[WRITTEN TASK] Copy every item below verbatim, line for line, with nothing changed or left out.

..........

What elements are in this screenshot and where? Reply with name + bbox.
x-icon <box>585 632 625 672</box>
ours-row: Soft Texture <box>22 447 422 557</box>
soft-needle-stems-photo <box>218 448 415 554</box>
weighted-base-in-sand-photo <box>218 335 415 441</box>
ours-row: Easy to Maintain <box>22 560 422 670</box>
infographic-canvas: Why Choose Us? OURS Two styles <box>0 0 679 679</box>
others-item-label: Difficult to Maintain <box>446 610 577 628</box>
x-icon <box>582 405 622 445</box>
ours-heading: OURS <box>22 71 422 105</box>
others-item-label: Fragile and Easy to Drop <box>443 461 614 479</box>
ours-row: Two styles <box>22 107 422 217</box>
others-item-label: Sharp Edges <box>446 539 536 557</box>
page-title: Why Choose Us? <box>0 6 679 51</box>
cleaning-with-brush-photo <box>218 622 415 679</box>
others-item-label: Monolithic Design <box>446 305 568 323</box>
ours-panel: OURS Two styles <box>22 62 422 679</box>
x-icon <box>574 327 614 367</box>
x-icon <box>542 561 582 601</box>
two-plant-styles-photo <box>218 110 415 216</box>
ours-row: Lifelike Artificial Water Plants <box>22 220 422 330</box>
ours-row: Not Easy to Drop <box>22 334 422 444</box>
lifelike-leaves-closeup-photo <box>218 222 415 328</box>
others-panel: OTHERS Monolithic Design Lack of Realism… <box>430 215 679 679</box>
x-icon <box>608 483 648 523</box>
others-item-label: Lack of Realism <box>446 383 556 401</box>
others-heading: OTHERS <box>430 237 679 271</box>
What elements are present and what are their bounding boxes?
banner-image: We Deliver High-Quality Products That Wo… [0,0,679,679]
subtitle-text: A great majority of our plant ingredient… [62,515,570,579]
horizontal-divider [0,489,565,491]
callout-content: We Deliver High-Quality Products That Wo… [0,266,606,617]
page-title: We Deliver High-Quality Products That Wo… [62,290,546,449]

..........

[PROBLEM SOLUTION]
What elements are in this screenshot and where? Reply with name + bbox.
x-icon <box>585 632 625 672</box>
ours-row: Soft Texture <box>22 447 422 557</box>
soft-needle-stems-photo <box>218 448 415 554</box>
weighted-base-in-sand-photo <box>218 335 415 441</box>
ours-row: Easy to Maintain <box>22 560 422 670</box>
infographic-canvas: Why Choose Us? OURS Two styles <box>0 0 679 679</box>
others-item-label: Difficult to Maintain <box>446 610 577 628</box>
x-icon <box>582 405 622 445</box>
ours-heading: OURS <box>22 71 422 105</box>
others-item-label: Fragile and Easy to Drop <box>443 461 614 479</box>
ours-row: Two styles <box>22 107 422 217</box>
others-item-label: Sharp Edges <box>446 539 536 557</box>
page-title: Why Choose Us? <box>0 6 679 51</box>
cleaning-with-brush-photo <box>218 622 415 679</box>
others-item-label: Monolithic Design <box>446 305 568 323</box>
ours-panel: OURS Two styles <box>22 62 422 679</box>
x-icon <box>574 327 614 367</box>
x-icon <box>542 561 582 601</box>
two-plant-styles-photo <box>218 110 415 216</box>
ours-row: Lifelike Artificial Water Plants <box>22 220 422 330</box>
ours-row: Not Easy to Drop <box>22 334 422 444</box>
lifelike-leaves-closeup-photo <box>218 222 415 328</box>
others-panel: OTHERS Monolithic Design Lack of Realism… <box>430 215 679 679</box>
x-icon <box>608 483 648 523</box>
others-item-label: Lack of Realism <box>446 383 556 401</box>
others-heading: OTHERS <box>430 237 679 271</box>
What elements are present and what are their bounding boxes?
banner-image: We Deliver High-Quality Products That Wo… [0,0,679,679]
subtitle-text: A great majority of our plant ingredient… [62,515,570,579]
horizontal-divider [0,489,565,491]
callout-content: We Deliver High-Quality Products That Wo… [0,266,606,617]
page-title: We Deliver High-Quality Products That Wo… [62,290,546,449]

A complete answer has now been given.